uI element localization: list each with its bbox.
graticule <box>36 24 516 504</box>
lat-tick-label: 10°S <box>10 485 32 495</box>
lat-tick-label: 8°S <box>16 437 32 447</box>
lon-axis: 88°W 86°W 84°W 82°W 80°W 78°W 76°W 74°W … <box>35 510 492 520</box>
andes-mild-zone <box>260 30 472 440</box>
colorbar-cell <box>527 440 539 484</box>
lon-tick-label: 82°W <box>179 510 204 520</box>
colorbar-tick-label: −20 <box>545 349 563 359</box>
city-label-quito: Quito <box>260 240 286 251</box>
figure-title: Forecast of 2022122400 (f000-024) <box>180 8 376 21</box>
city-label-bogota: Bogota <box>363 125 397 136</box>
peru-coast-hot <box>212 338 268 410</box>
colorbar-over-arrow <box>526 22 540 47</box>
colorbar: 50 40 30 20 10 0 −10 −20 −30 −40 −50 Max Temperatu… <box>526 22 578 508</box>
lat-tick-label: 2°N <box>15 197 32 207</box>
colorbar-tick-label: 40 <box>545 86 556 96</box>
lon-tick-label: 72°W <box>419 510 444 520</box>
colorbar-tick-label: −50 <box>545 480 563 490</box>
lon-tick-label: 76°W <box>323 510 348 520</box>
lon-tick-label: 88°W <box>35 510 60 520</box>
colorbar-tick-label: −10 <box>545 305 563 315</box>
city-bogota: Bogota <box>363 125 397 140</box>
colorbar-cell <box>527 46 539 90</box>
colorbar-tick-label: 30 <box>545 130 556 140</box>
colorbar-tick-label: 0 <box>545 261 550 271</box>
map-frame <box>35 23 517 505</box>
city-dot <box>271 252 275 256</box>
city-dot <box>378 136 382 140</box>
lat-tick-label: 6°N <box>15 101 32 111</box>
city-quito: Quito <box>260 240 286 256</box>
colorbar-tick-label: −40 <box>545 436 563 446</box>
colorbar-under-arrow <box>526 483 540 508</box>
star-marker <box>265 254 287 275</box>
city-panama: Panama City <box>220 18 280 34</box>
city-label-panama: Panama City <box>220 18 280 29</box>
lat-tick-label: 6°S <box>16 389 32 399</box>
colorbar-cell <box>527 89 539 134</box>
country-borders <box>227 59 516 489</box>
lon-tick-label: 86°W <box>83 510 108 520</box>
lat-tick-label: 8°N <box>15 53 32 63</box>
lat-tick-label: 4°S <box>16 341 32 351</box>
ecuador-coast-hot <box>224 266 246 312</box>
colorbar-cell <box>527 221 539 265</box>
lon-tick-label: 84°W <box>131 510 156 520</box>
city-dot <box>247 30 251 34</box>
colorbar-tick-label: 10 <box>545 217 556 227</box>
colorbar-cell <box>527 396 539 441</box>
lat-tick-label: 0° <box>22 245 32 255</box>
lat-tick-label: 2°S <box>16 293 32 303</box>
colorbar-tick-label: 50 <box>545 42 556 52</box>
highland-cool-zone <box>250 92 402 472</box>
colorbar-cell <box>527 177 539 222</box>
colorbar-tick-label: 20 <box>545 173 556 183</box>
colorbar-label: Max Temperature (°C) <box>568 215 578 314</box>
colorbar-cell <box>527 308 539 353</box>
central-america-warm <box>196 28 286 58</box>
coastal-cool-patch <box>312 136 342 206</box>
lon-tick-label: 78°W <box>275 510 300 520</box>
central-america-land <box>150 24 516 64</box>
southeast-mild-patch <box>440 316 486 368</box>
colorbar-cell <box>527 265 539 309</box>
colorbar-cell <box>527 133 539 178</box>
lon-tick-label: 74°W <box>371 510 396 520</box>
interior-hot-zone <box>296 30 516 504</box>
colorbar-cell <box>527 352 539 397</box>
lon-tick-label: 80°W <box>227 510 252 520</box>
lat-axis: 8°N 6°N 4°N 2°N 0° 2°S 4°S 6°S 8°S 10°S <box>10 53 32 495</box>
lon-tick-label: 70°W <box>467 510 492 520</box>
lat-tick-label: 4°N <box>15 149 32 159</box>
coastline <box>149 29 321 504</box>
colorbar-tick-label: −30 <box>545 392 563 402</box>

---*---

**WRITTEN TASK:** Copy every entry above line for line, with no changes.

**OUTPUT BELOW:**
uI element localization: list each with its bbox.
graticule <box>36 24 516 504</box>
lat-tick-label: 10°S <box>10 485 32 495</box>
lat-tick-label: 8°S <box>16 437 32 447</box>
lon-axis: 88°W 86°W 84°W 82°W 80°W 78°W 76°W 74°W … <box>35 510 492 520</box>
andes-mild-zone <box>260 30 472 440</box>
colorbar-cell <box>527 440 539 484</box>
lon-tick-label: 82°W <box>179 510 204 520</box>
colorbar-tick-label: −20 <box>545 349 563 359</box>
city-label-quito: Quito <box>260 240 286 251</box>
figure-title: Forecast of 2022122400 (f000-024) <box>180 8 376 21</box>
city-label-bogota: Bogota <box>363 125 397 136</box>
peru-coast-hot <box>212 338 268 410</box>
colorbar-over-arrow <box>526 22 540 47</box>
colorbar: 50 40 30 20 10 0 −10 −20 −30 −40 −50 Max Temperatu… <box>526 22 578 508</box>
lat-tick-label: 2°N <box>15 197 32 207</box>
colorbar-tick-label: 40 <box>545 86 556 96</box>
lon-tick-label: 72°W <box>419 510 444 520</box>
colorbar-tick-label: −50 <box>545 480 563 490</box>
lon-tick-label: 76°W <box>323 510 348 520</box>
lon-tick-label: 88°W <box>35 510 60 520</box>
colorbar-tick-label: −10 <box>545 305 563 315</box>
city-bogota: Bogota <box>363 125 397 140</box>
colorbar-cell <box>527 46 539 90</box>
colorbar-tick-label: 30 <box>545 130 556 140</box>
colorbar-tick-label: 0 <box>545 261 550 271</box>
map-frame <box>35 23 517 505</box>
city-dot <box>271 252 275 256</box>
city-dot <box>378 136 382 140</box>
lat-tick-label: 6°N <box>15 101 32 111</box>
city-quito: Quito <box>260 240 286 256</box>
colorbar-tick-label: −40 <box>545 436 563 446</box>
colorbar-under-arrow <box>526 483 540 508</box>
star-marker <box>265 254 287 275</box>
city-panama: Panama City <box>220 18 280 34</box>
city-label-panama: Panama City <box>220 18 280 29</box>
lat-tick-label: 6°S <box>16 389 32 399</box>
colorbar-cell <box>527 89 539 134</box>
country-borders <box>227 59 516 489</box>
lon-tick-label: 86°W <box>83 510 108 520</box>
lat-tick-label: 8°N <box>15 53 32 63</box>
lat-tick-label: 4°S <box>16 341 32 351</box>
ecuador-coast-hot <box>224 266 246 312</box>
colorbar-cell <box>527 221 539 265</box>
lon-tick-label: 84°W <box>131 510 156 520</box>
city-dot <box>247 30 251 34</box>
colorbar-tick-label: 10 <box>545 217 556 227</box>
colorbar-cell <box>527 396 539 441</box>
lat-tick-label: 0° <box>22 245 32 255</box>
lat-tick-label: 2°S <box>16 293 32 303</box>
colorbar-tick-label: 50 <box>545 42 556 52</box>
highland-cool-zone <box>250 92 402 472</box>
colorbar-cell <box>527 177 539 222</box>
colorbar-tick-label: 20 <box>545 173 556 183</box>
colorbar-label: Max Temperature (°C) <box>568 215 578 314</box>
colorbar-cell <box>527 308 539 353</box>
central-america-warm <box>196 28 286 58</box>
coastal-cool-patch <box>312 136 342 206</box>
lon-tick-label: 78°W <box>275 510 300 520</box>
central-america-land <box>150 24 516 64</box>
southeast-mild-patch <box>440 316 486 368</box>
colorbar-cell <box>527 265 539 309</box>
colorbar-cell <box>527 133 539 178</box>
lon-tick-label: 74°W <box>371 510 396 520</box>
interior-hot-zone <box>296 30 516 504</box>
colorbar-cell <box>527 352 539 397</box>
lon-tick-label: 80°W <box>227 510 252 520</box>
lat-axis: 8°N 6°N 4°N 2°N 0° 2°S 4°S 6°S 8°S 10°S <box>10 53 32 495</box>
lon-tick-label: 70°W <box>467 510 492 520</box>
lat-tick-label: 4°N <box>15 149 32 159</box>
coastline <box>149 29 321 504</box>
colorbar-tick-label: −30 <box>545 392 563 402</box>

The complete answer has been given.